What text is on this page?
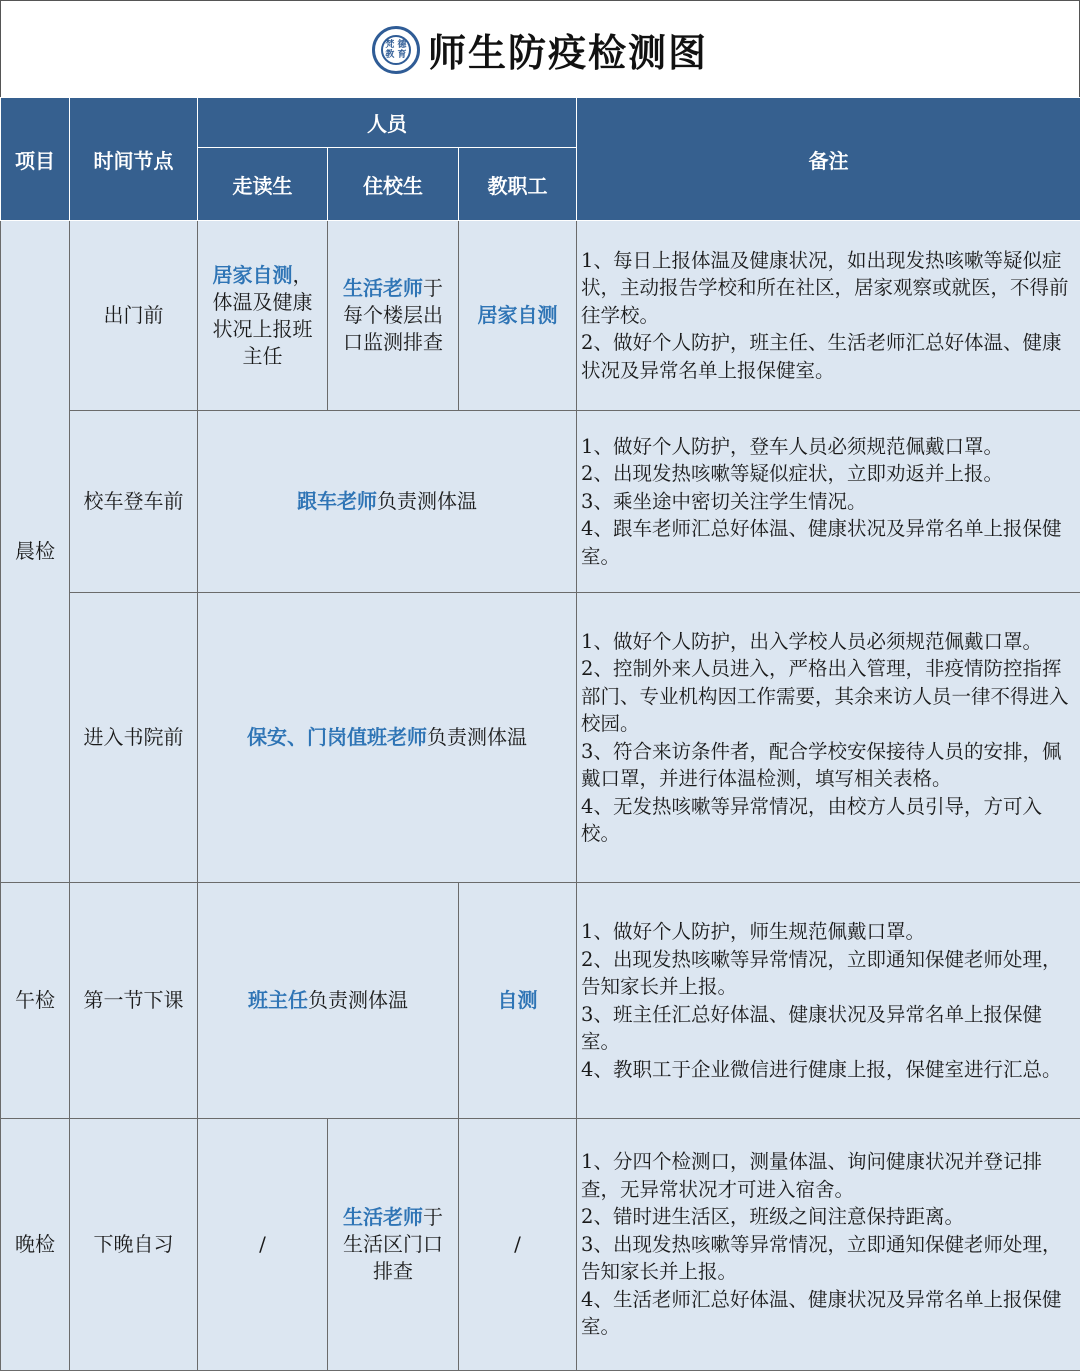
梵 德 教 育 师生防疫检测图
项目	时间节点	人员			备注
		走读生	住校生	教职工	
晨检	出门前	居家自测，体温及健康状况上报班主任	生活老师于每个楼层出口监测排查	居家自测	1、每日上报体温及健康状况，如出现发热咳嗽等疑似症状，主动报告学校和所在社区，居家观察或就医，不得前往学校。
2、做好个人防护，班主任、生活老师汇总好体温、健康状况及异常名单上报保健室。

	校车登车前	跟车老师负责测体温			1、做好个人防护，登车人员必须规范佩戴口罩。
2、出现发热咳嗽等疑似症状，立即劝返并上报。
3、乘坐途中密切关注学生情况。
4、跟车老师汇总好体温、健康状况及异常名单上报保健室。

	进入书院前	保安、门岗值班老师负责测体温			1、做好个人防护，出入学校人员必须规范佩戴口罩。
2、控制外来人员进入，严格出入管理，非疫情防控指挥部门、专业机构因工作需要，其余来访人员一律不得进入校园。
3、符合来访条件者，配合学校安保接待人员的安排，佩戴口罩，并进行体温检测，填写相关表格。
4、无发热咳嗽等异常情况，由校方人员引导，方可入校。

午检	第一节下课	班主任负责测体温		自测	1、做好个人防护，师生规范佩戴口罩。
2、出现发热咳嗽等异常情况，立即通知保健老师处理，告知家长并上报。
3、班主任汇总好体温、健康状况及异常名单上报保健室。
4、教职工于企业微信进行健康上报，保健室进行汇总。

晚检	下晚自习	/	生活老师于生活区门口排查	/	1、分四个检测口，测量体温、询问健康状况并登记排查，无异常状况才可进入宿舍。
2、错时进生活区，班级之间注意保持距离。
3、出现发热咳嗽等异常情况，立即通知保健老师处理，告知家长并上报。
4、生活老师汇总好体温、健康状况及异常名单上报保健室。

......

### Written exercise
Gather every line from the entries above where the word "出现发热咳嗽等异常情况" appears, and copy them.

### Exercise result
2、出现发热咳嗽等异常情况，立即通知保健老师处理，告知家长并上报。
3、出现发热咳嗽等异常情况，立即通知保健老师处理，告知家长并上报。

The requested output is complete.